**Written problem**
Switch "Our Technologies" to "Our Products" in everything from the start of the entries down to the line containing "- hero-title-line: Trusted", and leave the rest unchanged.

**Source material**
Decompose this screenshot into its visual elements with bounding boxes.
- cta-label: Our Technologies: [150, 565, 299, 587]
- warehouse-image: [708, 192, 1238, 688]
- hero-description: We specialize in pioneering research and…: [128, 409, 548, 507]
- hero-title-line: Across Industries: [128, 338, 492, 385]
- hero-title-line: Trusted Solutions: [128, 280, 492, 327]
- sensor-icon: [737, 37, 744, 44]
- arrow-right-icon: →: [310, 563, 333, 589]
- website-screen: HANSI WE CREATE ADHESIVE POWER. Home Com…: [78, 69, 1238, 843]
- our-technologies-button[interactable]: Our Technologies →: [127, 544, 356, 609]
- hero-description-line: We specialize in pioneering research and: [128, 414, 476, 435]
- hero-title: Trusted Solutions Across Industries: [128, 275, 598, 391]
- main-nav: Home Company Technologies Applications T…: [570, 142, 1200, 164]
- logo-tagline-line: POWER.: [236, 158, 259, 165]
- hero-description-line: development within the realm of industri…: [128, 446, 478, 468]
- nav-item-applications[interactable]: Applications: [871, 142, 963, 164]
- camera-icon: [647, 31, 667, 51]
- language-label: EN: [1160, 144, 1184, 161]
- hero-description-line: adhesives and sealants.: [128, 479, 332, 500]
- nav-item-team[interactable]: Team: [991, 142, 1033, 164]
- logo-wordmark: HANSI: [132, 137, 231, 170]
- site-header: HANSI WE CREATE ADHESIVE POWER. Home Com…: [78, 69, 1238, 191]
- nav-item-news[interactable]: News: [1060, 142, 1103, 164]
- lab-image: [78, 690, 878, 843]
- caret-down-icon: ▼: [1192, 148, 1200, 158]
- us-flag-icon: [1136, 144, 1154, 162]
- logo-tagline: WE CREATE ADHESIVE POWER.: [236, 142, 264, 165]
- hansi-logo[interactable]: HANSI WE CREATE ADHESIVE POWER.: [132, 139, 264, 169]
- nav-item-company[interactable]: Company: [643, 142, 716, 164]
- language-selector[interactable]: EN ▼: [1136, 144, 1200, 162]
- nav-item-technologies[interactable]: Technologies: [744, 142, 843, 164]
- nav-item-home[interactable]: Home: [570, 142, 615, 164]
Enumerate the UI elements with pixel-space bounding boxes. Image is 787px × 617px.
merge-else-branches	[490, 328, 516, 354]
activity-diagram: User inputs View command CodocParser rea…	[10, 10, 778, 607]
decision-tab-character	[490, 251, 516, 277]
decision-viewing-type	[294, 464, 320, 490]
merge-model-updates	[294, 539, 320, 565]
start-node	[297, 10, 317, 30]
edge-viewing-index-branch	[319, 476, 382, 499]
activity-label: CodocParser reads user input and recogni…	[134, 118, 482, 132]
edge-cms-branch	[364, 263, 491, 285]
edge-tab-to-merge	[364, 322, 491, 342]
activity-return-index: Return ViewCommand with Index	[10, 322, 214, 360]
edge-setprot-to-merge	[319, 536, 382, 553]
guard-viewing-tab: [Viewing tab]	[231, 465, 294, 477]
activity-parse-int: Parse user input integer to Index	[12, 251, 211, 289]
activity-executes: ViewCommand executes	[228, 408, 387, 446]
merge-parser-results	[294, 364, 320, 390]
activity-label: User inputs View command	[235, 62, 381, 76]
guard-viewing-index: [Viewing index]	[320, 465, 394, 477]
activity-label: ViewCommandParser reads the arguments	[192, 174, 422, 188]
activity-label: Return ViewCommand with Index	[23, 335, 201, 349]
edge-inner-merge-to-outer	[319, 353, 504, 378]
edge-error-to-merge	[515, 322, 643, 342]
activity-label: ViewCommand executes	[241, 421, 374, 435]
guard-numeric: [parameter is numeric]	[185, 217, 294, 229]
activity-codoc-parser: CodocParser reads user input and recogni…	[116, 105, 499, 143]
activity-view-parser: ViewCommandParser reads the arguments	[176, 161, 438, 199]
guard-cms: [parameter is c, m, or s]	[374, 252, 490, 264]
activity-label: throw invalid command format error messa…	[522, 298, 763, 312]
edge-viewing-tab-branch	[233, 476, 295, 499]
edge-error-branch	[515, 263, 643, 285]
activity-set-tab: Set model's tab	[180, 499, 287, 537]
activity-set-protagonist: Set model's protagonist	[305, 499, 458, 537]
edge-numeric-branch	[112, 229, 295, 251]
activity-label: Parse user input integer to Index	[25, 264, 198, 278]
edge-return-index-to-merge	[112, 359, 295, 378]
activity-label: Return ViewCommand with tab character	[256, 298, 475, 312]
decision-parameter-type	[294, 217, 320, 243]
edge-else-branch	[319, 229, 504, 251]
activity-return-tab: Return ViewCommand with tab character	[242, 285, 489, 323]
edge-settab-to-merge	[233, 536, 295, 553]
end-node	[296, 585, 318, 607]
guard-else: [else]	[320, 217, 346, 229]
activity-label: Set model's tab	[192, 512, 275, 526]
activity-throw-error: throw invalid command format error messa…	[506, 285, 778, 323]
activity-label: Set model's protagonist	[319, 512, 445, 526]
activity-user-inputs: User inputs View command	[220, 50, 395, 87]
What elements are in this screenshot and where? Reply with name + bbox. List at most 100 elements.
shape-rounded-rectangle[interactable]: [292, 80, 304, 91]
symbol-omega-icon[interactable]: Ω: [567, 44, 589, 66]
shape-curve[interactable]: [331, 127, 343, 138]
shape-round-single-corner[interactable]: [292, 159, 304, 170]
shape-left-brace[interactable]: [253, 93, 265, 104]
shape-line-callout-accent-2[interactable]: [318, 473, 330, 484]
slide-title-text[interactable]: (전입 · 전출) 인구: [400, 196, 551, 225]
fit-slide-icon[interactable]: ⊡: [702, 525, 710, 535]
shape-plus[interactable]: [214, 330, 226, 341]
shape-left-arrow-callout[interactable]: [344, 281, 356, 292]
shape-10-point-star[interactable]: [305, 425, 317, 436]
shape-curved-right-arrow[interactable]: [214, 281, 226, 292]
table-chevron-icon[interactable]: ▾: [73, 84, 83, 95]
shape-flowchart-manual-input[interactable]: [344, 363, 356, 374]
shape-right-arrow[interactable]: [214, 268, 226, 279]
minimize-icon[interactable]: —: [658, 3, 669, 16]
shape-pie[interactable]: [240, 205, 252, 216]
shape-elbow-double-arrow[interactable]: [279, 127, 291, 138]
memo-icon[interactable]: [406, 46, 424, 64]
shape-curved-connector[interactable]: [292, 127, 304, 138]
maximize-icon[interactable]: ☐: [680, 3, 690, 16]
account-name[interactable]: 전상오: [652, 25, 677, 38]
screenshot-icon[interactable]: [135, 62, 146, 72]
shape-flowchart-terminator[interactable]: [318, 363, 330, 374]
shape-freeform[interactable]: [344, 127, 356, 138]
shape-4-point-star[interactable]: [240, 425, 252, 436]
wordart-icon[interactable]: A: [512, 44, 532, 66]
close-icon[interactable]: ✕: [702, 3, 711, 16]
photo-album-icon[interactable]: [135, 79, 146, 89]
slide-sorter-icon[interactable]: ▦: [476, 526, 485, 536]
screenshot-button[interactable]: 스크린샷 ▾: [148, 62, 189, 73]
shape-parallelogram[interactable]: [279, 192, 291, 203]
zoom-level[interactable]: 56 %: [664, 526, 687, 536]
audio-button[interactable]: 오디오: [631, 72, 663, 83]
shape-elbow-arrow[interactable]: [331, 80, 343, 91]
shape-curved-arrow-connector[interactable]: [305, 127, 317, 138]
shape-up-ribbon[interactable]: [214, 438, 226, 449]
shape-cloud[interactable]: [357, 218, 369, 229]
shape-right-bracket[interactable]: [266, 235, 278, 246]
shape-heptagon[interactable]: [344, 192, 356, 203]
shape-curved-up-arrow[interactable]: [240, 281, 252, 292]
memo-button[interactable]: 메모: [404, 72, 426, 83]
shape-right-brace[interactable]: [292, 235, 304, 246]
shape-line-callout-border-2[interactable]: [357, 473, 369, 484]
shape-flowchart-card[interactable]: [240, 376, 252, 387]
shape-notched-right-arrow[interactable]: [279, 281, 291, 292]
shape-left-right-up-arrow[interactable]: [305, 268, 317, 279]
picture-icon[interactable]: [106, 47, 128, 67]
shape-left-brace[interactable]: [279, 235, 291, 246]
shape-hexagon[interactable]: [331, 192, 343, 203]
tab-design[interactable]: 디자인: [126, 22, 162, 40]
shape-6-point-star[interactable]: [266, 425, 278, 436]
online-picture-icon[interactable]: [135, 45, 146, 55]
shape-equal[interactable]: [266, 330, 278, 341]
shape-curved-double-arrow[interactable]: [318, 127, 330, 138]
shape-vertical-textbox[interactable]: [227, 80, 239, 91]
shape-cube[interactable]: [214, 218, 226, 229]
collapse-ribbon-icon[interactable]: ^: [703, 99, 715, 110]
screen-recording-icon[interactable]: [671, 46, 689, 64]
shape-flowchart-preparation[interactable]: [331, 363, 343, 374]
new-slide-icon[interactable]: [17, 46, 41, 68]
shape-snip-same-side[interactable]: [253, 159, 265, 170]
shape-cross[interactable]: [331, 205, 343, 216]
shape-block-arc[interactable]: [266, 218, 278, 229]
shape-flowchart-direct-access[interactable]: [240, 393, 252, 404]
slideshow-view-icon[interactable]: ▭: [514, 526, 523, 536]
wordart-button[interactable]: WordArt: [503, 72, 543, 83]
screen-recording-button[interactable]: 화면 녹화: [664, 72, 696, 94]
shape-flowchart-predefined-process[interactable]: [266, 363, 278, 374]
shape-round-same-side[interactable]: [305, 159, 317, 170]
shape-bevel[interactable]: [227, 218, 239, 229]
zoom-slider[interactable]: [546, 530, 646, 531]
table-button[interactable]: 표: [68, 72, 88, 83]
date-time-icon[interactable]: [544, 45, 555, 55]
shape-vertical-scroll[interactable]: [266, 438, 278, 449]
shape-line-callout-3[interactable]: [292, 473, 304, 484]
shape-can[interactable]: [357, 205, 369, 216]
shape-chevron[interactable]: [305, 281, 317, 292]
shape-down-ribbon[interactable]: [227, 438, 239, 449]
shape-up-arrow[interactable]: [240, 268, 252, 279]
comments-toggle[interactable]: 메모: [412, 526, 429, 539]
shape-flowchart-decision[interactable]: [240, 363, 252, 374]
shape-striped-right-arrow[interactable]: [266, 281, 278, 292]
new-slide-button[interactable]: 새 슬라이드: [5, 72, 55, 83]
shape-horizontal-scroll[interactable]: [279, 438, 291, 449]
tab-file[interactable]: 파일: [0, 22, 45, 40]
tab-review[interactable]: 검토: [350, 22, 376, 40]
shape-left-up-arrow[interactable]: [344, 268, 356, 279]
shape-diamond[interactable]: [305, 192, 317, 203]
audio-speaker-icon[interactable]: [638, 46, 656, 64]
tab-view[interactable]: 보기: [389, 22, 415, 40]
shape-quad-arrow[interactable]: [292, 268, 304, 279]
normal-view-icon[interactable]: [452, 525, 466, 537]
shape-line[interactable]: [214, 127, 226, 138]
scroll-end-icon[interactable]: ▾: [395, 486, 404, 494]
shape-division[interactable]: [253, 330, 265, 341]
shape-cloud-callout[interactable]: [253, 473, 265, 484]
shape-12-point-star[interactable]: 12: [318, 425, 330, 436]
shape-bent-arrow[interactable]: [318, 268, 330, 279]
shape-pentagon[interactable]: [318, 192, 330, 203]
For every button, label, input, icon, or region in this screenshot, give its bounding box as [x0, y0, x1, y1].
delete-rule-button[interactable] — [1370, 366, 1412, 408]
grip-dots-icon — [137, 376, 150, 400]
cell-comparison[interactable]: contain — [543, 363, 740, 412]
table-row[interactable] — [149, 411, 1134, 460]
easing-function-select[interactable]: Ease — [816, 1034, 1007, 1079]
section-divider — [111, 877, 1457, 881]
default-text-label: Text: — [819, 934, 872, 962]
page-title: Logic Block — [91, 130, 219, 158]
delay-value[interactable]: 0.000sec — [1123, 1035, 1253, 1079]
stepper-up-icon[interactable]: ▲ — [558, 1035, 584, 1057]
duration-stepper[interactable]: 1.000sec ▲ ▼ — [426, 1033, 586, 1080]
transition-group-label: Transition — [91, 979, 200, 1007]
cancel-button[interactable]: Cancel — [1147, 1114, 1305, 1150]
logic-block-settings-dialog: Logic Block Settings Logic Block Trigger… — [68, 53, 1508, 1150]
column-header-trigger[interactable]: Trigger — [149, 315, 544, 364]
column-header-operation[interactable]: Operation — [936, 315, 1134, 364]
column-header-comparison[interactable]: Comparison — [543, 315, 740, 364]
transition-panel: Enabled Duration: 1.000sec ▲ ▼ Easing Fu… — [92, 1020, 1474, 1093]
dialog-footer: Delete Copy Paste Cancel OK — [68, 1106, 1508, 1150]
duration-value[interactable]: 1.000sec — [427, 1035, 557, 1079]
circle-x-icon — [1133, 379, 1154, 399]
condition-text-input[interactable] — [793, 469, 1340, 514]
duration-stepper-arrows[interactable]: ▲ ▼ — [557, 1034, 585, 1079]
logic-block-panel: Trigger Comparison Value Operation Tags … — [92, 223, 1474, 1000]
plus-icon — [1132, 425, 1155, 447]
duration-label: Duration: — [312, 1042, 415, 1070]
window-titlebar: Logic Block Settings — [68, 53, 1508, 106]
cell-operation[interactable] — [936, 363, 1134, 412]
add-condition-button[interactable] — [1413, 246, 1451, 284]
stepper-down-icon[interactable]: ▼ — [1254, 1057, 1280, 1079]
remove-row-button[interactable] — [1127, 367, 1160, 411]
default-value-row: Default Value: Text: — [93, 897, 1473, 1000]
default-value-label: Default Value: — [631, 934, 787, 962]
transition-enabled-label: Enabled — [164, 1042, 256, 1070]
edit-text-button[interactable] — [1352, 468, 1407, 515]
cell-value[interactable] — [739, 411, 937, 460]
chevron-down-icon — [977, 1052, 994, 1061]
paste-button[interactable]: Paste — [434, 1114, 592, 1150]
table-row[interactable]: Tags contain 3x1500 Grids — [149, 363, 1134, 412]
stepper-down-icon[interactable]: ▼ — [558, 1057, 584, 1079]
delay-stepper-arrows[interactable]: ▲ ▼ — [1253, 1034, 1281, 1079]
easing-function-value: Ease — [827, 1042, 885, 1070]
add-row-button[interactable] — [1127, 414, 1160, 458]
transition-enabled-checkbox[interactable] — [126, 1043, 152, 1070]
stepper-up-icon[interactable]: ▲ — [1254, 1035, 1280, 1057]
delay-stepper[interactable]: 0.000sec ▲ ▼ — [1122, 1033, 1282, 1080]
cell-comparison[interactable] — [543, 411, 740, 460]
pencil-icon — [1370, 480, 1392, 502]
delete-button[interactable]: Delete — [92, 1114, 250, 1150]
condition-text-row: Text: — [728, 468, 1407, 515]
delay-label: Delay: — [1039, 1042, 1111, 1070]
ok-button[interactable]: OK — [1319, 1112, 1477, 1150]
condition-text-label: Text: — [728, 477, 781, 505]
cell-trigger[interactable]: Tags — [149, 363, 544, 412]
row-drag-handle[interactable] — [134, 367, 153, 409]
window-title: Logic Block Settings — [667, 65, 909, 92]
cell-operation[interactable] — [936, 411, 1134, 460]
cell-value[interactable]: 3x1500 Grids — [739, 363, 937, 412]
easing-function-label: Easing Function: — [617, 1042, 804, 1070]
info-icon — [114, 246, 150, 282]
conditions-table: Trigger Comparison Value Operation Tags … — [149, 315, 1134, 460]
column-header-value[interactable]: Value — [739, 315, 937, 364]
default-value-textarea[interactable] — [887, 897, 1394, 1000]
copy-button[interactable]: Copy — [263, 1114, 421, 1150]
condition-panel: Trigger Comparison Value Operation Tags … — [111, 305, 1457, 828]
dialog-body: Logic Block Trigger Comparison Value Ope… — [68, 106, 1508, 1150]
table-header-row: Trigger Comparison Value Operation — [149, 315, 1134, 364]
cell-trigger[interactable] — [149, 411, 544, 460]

**Correct output**
Decompose this screenshot into its visual elements with bounding boxes.
- cta-label: Our Products: [150, 565, 299, 587]
- warehouse-image: [708, 192, 1238, 688]
- hero-description: We specialize in pioneering research and…: [128, 409, 548, 507]
- hero-title-line: Across Industries: [128, 338, 492, 385]
- hero-title-line: Trusted Solutions: [128, 280, 492, 327]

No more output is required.